═══ LISTED ENTRIES ═══

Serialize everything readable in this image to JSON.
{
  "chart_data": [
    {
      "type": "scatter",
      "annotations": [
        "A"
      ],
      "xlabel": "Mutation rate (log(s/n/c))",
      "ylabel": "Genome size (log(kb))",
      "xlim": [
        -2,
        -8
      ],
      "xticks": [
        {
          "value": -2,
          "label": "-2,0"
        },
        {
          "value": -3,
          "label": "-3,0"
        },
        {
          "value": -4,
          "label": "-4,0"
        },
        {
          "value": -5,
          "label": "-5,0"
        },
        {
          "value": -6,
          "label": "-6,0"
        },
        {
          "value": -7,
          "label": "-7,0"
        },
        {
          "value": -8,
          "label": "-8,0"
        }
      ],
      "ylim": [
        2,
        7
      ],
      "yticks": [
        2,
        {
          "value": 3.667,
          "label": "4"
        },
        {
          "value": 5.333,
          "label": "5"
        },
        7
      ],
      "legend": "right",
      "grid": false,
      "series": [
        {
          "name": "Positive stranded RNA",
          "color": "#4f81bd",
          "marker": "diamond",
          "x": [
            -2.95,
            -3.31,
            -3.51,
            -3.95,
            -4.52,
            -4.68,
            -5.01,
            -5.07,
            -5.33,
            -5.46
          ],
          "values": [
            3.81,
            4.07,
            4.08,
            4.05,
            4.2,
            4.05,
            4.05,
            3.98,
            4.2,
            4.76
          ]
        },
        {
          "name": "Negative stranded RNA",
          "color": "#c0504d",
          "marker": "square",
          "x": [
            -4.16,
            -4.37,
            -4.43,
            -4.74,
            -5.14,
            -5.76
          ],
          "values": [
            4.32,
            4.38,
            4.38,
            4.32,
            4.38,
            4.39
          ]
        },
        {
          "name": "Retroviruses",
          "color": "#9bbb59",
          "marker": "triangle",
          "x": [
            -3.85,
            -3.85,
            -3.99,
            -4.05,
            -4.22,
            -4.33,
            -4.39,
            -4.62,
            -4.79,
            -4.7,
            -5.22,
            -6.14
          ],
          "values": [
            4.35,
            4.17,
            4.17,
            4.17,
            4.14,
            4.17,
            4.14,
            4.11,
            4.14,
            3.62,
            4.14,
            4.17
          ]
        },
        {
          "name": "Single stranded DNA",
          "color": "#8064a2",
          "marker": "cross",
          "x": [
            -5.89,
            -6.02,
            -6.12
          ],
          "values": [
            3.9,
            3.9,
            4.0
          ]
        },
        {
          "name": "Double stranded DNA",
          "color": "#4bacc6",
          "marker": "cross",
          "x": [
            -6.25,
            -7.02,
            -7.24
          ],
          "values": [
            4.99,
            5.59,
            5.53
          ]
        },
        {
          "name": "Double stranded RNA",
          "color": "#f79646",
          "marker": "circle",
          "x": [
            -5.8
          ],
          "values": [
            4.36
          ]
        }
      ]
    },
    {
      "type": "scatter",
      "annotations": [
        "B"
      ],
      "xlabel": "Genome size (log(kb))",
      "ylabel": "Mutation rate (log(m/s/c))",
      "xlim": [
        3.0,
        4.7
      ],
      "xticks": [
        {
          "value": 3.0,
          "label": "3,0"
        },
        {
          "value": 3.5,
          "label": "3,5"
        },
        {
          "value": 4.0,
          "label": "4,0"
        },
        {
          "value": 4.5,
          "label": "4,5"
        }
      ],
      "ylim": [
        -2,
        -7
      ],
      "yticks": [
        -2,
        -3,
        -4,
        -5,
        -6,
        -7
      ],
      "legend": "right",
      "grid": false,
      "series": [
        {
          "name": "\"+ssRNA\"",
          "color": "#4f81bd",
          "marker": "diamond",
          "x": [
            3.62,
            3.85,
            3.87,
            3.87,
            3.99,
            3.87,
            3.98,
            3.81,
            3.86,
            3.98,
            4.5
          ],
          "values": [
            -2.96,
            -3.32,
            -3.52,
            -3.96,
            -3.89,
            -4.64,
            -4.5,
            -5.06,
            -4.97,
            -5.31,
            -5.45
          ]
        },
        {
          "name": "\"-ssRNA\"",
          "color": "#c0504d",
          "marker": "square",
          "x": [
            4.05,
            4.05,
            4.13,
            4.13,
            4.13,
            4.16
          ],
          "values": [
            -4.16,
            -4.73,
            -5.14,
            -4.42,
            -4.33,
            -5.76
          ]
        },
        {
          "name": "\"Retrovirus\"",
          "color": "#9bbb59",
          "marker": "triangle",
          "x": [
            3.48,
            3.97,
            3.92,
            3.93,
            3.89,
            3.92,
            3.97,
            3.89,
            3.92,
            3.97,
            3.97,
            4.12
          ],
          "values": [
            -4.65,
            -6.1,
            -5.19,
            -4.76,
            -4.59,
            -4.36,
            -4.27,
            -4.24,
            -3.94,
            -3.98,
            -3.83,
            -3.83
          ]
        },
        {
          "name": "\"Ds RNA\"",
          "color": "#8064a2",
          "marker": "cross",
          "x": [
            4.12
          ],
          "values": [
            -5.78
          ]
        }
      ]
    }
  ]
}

═══

» WHAT YOU NEED TO DO
Copy down the entries exactly, leaving out no line.

» SOLUTION TO THE PROBLEM
Serialize everything readable in this image to JSON.
{
  "chart_data": [
    {
      "type": "scatter",
      "annotations": [
        "A"
      ],
      "xlabel": "Mutation rate (log(s/n/c))",
      "ylabel": "Genome size (log(kb))",
      "xlim": [
        -2,
        -8
      ],
      "xticks": [
        {
          "value": -2,
          "label": "-2,0"
        },
        {
          "value": -3,
          "label": "-3,0"
        },
        {
          "value": -4,
          "label": "-4,0"
        },
        {
          "value": -5,
          "label": "-5,0"
        },
        {
          "value": -6,
          "label": "-6,0"
        },
        {
          "value": -7,
          "label": "-7,0"
        },
        {
          "value": -8,
          "label": "-8,0"
        }
      ],
      "ylim": [
        2,
        7
      ],
      "yticks": [
        2,
        {
          "value": 3.667,
          "label": "4"
        },
        {
          "value": 5.333,
          "label": "5"
        },
        7
      ],
      "legend": "right",
      "grid": false,
      "series": [
        {
          "name": "Positive stranded RNA",
          "color": "#4f81bd",
          "marker": "diamond",
          "x": [
            -2.95,
            -3.31,
            -3.51,
            -3.95,
            -4.52,
            -4.68,
            -5.01,
            -5.07,
            -5.33,
            -5.46
          ],
          "values": [
            3.81,
            4.07,
            4.08,
            4.05,
            4.2,
            4.05,
            4.05,
            3.98,
            4.2,
            4.76
          ]
        },
        {
          "name": "Negative stranded RNA",
          "color": "#c0504d",
          "marker": "square",
          "x": [
            -4.16,
            -4.37,
            -4.43,
            -4.74,
            -5.14,
            -5.76
          ],
          "values": [
            4.32,
            4.38,
            4.38,
            4.32,
            4.38,
            4.39
          ]
        },
        {
          "name": "Retroviruses",
          "color": "#9bbb59",
          "marker": "triangle",
          "x": [
            -3.85,
            -3.85,
            -3.99,
            -4.05,
            -4.22,
            -4.33,
            -4.39,
            -4.62,
            -4.79,
            -4.7,
            -5.22,
            -6.14
          ],
          "values": [
            4.35,
            4.17,
            4.17,
            4.17,
            4.14,
            4.17,
            4.14,
            4.11,
            4.14,
            3.62,
            4.14,
            4.17
          ]
        },
        {
          "name": "Single stranded DNA",
          "color": "#8064a2",
          "marker": "cross",
          "x": [
            -5.89,
            -6.02,
            -6.12
          ],
          "values": [
            3.9,
            3.9,
            4.0
          ]
        },
        {
          "name": "Double stranded DNA",
          "color": "#4bacc6",
          "marker": "cross",
          "x": [
            -6.25,
            -7.02,
            -7.24
          ],
          "values": [
            4.99,
            5.59,
            5.53
          ]
        },
        {
          "name": "Double stranded RNA",
          "color": "#f79646",
          "marker": "circle",
          "x": [
            -5.8
          ],
          "values": [
            4.36
          ]
        }
      ]
    },
    {
      "type": "scatter",
      "annotations": [
        "B"
      ],
      "xlabel": "Genome size (log(kb))",
      "ylabel": "Mutation rate (log(m/s/c))",
      "xlim": [
        3.0,
        4.7
      ],
      "xticks": [
        {
          "value": 3.0,
          "label": "3,0"
        },
        {
          "value": 3.5,
          "label": "3,5"
        },
        {
          "value": 4.0,
          "label": "4,0"
        },
        {
          "value": 4.5,
          "label": "4,5"
        }
      ],
      "ylim": [
        -2,
        -7
      ],
      "yticks": [
        -2,
        -3,
        -4,
        -5,
        -6,
        -7
      ],
      "legend": "right",
      "grid": false,
      "series": [
        {
          "name": "\"+ssRNA\"",
          "color": "#4f81bd",
          "marker": "diamond",
          "x": [
            3.62,
            3.85,
            3.87,
            3.87,
            3.99,
            3.87,
            3.98,
            3.81,
            3.86,
            3.98,
            4.5
          ],
          "values": [
            -2.96,
            -3.32,
            -3.52,
            -3.96,
            -3.89,
            -4.64,
            -4.5,
            -5.06,
            -4.97,
            -5.31,
            -5.45
          ]
        },
        {
          "name": "\"-ssRNA\"",
          "color": "#c0504d",
          "marker": "square",
          "x": [
            4.05,
            4.05,
            4.13,
            4.13,
            4.13,
            4.16
          ],
          "values": [
            -4.16,
            -4.73,
            -5.14,
            -4.42,
            -4.33,
            -5.76
          ]
        },
        {
          "name": "\"Retrovirus\"",
          "color": "#9bbb59",
          "marker": "triangle",
          "x": [
            3.48,
            3.97,
            3.92,
            3.93,
            3.89,
            3.92,
            3.97,
            3.89,
            3.92,
            3.97,
            3.97,
            4.12
          ],
          "values": [
            -4.65,
            -6.1,
            -5.19,
            -4.76,
            -4.59,
            -4.36,
            -4.27,
            -4.24,
            -3.94,
            -3.98,
            -3.83,
            -3.83
          ]
        },
        {
          "name": "\"Ds RNA\"",
          "color": "#8064a2",
          "marker": "cross",
          "x": [
            4.12
          ],
          "values": [
            -5.78
          ]
        }
      ]
    }
  ]
}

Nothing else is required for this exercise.